Dataset entries
• • • •

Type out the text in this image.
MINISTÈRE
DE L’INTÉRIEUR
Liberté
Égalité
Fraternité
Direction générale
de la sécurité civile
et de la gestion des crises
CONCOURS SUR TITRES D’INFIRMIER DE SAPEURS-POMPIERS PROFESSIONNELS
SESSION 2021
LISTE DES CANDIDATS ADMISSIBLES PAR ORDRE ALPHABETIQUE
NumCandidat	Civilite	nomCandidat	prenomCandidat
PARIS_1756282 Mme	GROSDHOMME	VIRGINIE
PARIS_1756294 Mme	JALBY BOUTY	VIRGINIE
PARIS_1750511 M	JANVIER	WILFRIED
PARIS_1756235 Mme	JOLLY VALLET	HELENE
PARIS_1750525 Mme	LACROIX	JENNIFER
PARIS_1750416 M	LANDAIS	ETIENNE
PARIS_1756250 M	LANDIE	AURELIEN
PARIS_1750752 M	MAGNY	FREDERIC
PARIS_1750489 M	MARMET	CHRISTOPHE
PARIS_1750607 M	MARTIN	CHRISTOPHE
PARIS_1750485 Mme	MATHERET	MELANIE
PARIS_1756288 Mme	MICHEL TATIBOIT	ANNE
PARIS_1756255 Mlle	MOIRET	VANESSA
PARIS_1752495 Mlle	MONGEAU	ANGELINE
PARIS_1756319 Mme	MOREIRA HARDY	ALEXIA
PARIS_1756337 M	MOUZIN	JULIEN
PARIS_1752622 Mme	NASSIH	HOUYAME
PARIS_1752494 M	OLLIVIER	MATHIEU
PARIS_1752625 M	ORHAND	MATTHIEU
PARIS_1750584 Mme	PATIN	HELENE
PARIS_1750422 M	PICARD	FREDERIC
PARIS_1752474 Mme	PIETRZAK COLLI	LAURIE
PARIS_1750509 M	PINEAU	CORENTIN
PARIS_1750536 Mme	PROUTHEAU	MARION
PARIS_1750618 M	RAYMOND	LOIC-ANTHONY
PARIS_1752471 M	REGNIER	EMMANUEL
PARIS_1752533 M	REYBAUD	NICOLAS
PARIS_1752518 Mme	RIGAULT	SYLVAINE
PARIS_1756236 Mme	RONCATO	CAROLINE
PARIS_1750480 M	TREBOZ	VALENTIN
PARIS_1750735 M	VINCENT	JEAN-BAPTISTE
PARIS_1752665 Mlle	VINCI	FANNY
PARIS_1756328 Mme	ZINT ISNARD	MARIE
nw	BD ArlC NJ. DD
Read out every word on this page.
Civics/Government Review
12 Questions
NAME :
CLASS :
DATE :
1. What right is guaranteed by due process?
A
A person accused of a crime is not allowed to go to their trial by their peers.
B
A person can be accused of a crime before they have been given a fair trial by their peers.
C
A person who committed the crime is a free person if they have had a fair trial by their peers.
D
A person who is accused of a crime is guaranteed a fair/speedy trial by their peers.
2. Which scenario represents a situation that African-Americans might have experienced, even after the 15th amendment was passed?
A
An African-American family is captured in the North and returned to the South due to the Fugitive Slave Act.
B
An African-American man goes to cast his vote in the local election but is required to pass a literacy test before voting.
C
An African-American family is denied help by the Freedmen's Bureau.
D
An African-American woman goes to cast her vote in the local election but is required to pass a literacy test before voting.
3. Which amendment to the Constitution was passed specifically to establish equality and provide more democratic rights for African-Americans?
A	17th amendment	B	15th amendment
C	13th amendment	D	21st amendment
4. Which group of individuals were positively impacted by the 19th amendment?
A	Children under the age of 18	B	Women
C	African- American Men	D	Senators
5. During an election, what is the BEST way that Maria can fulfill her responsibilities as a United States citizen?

• • • •

*Written instruction*. Write out the material exactly as given.

*Written response*.
Type out the text in this image.
MINISTÈRE
DE L’INTÉRIEUR
Liberté
Égalité
Fraternité
Direction générale
de la sécurité civile
et de la gestion des crises
CONCOURS SUR TITRES D’INFIRMIER DE SAPEURS-POMPIERS PROFESSIONNELS
SESSION 2021
LISTE DES CANDIDATS ADMISSIBLES PAR ORDRE ALPHABETIQUE
NumCandidat	Civilite	nomCandidat	prenomCandidat
PARIS_1756282 Mme	GROSDHOMME	VIRGINIE
PARIS_1756294 Mme	JALBY BOUTY	VIRGINIE
PARIS_1750511 M	JANVIER	WILFRIED
PARIS_1756235 Mme	JOLLY VALLET	HELENE
PARIS_1750525 Mme	LACROIX	JENNIFER
PARIS_1750416 M	LANDAIS	ETIENNE
PARIS_1756250 M	LANDIE	AURELIEN
PARIS_1750752 M	MAGNY	FREDERIC
PARIS_1750489 M	MARMET	CHRISTOPHE
PARIS_1750607 M	MARTIN	CHRISTOPHE
PARIS_1750485 Mme	MATHERET	MELANIE
PARIS_1756288 Mme	MICHEL TATIBOIT	ANNE
PARIS_1756255 Mlle	MOIRET	VANESSA
PARIS_1752495 Mlle	MONGEAU	ANGELINE
PARIS_1756319 Mme	MOREIRA HARDY	ALEXIA
PARIS_1756337 M	MOUZIN	JULIEN
PARIS_1752622 Mme	NASSIH	HOUYAME
PARIS_1752494 M	OLLIVIER	MATHIEU
PARIS_1752625 M	ORHAND	MATTHIEU
PARIS_1750584 Mme	PATIN	HELENE
PARIS_1750422 M	PICARD	FREDERIC
PARIS_1752474 Mme	PIETRZAK COLLI	LAURIE
PARIS_1750509 M	PINEAU	CORENTIN
PARIS_1750536 Mme	PROUTHEAU	MARION
PARIS_1750618 M	RAYMOND	LOIC-ANTHONY
PARIS_1752471 M	REGNIER	EMMANUEL
PARIS_1752533 M	REYBAUD	NICOLAS
PARIS_1752518 Mme	RIGAULT	SYLVAINE
PARIS_1756236 Mme	RONCATO	CAROLINE
PARIS_1750480 M	TREBOZ	VALENTIN
PARIS_1750735 M	VINCENT	JEAN-BAPTISTE
PARIS_1752665 Mlle	VINCI	FANNY
PARIS_1756328 Mme	ZINT ISNARD	MARIE
nw	BD ArlC NJ. DD
Read out every word on this page.
Civics/Government Review
12 Questions
NAME :
CLASS :
DATE :
1. What right is guaranteed by due process?
A
A person accused of a crime is not allowed to go to their trial by their peers.
B
A person can be accused of a crime before they have been given a fair trial by their peers.
C
A person who committed the crime is a free person if they have had a fair trial by their peers.
D
A person who is accused of a crime is guaranteed a fair/speedy trial by their peers.
2. Which scenario represents a situation that African-Americans might have experienced, even after the 15th amendment was passed?
A
An African-American family is captured in the North and returned to the South due to the Fugitive Slave Act.
B
An African-American man goes to cast his vote in the local election but is required to pass a literacy test before voting.
C
An African-American family is denied help by the Freedmen's Bureau.
D
An African-American woman goes to cast her vote in the local election but is required to pass a literacy test before voting.
3. Which amendment to the Constitution was passed specifically to establish equality and provide more democratic rights for African-Americans?
A	17th amendment	B	15th amendment
C	13th amendment	D	21st amendment
4. Which group of individuals were positively impacted by the 19th amendment?
A	Children under the age of 18	B	Women
C	African- American Men	D	Senators
5. During an election, what is the BEST way that Maria can fulfill her responsibilities as a United States citizen?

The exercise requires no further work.